▶ _Dataset items_:
──────────
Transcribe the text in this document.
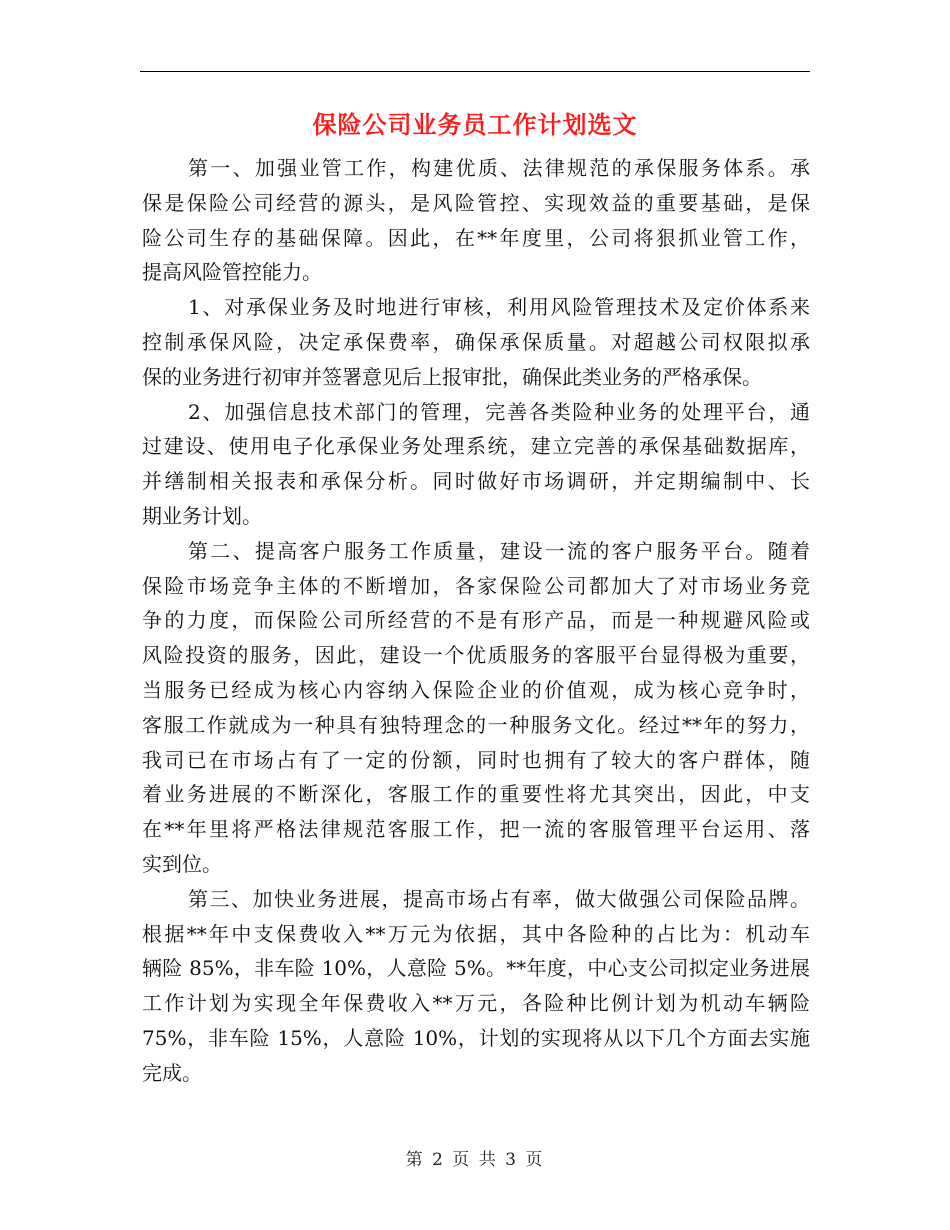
保险公司业务员工作计划选文
第一、加强业管工作，构建优质、法律规范的承保服务体系。承
保是保险公司经营的源头，是风险管控、实现效益的重要基础，是保
险公司生存的基础保障。因此，在**年度里，公司将狠抓业管工作，
提高风险管控能力。
1、对承保业务及时地进行审核，利用风险管理技术及定价体系来
控制承保风险，决定承保费率，确保承保质量。对超越公司权限拟承
保的业务进行初审并签署意见后上报审批，确保此类业务的严格承保。
2、加强信息技术部门的管理，完善各类险种业务的处理平台，通
过建设、使用电子化承保业务处理系统，建立完善的承保基础数据库，
并缮制相关报表和承保分析。同时做好市场调研，并定期编制中、长
期业务计划。
第二、提高客户服务工作质量，建设一流的客户服务平台。随着
保险市场竞争主体的不断增加，各家保险公司都加大了对市场业务竞
争的力度，而保险公司所经营的不是有形产品，而是一种规避风险或
风险投资的服务，因此，建设一个优质服务的客服平台显得极为重要，
当服务已经成为核心内容纳入保险企业的价值观，成为核心竞争时，
客服工作就成为一种具有独特理念的一种服务文化。经过**年的努力，
我司已在市场占有了一定的份额，同时也拥有了较大的客户群体，随
着业务进展的不断深化，客服工作的重要性将尤其突出，因此，中支
在**年里将严格法律规范客服工作，把一流的客服管理平台运用、落
实到位。
第三、加快业务进展，提高市场占有率，做大做强公司保险品牌。
根据**年中支保费收入**万元为依据，其中各险种的占比为：机动车
辆险 85%，非车险 10%，人意险 5%。**年度，中心支公司拟定业务进展
工作计划为实现全年保费收入**万元，各险种比例计划为机动车辆险
75%，非车险 15%，人意险 10%，计划的实现将从以下几个方面去实施
完成。
第 2 页 共 3 页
──────────
▶ _Task prompt_: Copy each line in full and exactly, omitting any picture.

▶ _Result of the task_:
Transcribe the text in this document.
保险公司业务员工作计划选文
第一、加强业管工作，构建优质、法律规范的承保服务体系。承
保是保险公司经营的源头，是风险管控、实现效益的重要基础，是保
险公司生存的基础保障。因此，在**年度里，公司将狠抓业管工作，
提高风险管控能力。
1、对承保业务及时地进行审核，利用风险管理技术及定价体系来
控制承保风险，决定承保费率，确保承保质量。对超越公司权限拟承
保的业务进行初审并签署意见后上报审批，确保此类业务的严格承保。
2、加强信息技术部门的管理，完善各类险种业务的处理平台，通
过建设、使用电子化承保业务处理系统，建立完善的承保基础数据库，
并缮制相关报表和承保分析。同时做好市场调研，并定期编制中、长
期业务计划。
第二、提高客户服务工作质量，建设一流的客户服务平台。随着
保险市场竞争主体的不断增加，各家保险公司都加大了对市场业务竞
争的力度，而保险公司所经营的不是有形产品，而是一种规避风险或
风险投资的服务，因此，建设一个优质服务的客服平台显得极为重要，
当服务已经成为核心内容纳入保险企业的价值观，成为核心竞争时，
客服工作就成为一种具有独特理念的一种服务文化。经过**年的努力，
我司已在市场占有了一定的份额，同时也拥有了较大的客户群体，随
着业务进展的不断深化，客服工作的重要性将尤其突出，因此，中支
在**年里将严格法律规范客服工作，把一流的客服管理平台运用、落
实到位。
第三、加快业务进展，提高市场占有率，做大做强公司保险品牌。
根据**年中支保费收入**万元为依据，其中各险种的占比为：机动车
辆险 85%，非车险 10%，人意险 5%。**年度，中心支公司拟定业务进展
工作计划为实现全年保费收入**万元，各险种比例计划为机动车辆险
75%，非车险 15%，人意险 10%，计划的实现将从以下几个方面去实施
完成。
第 2 页 共 3 页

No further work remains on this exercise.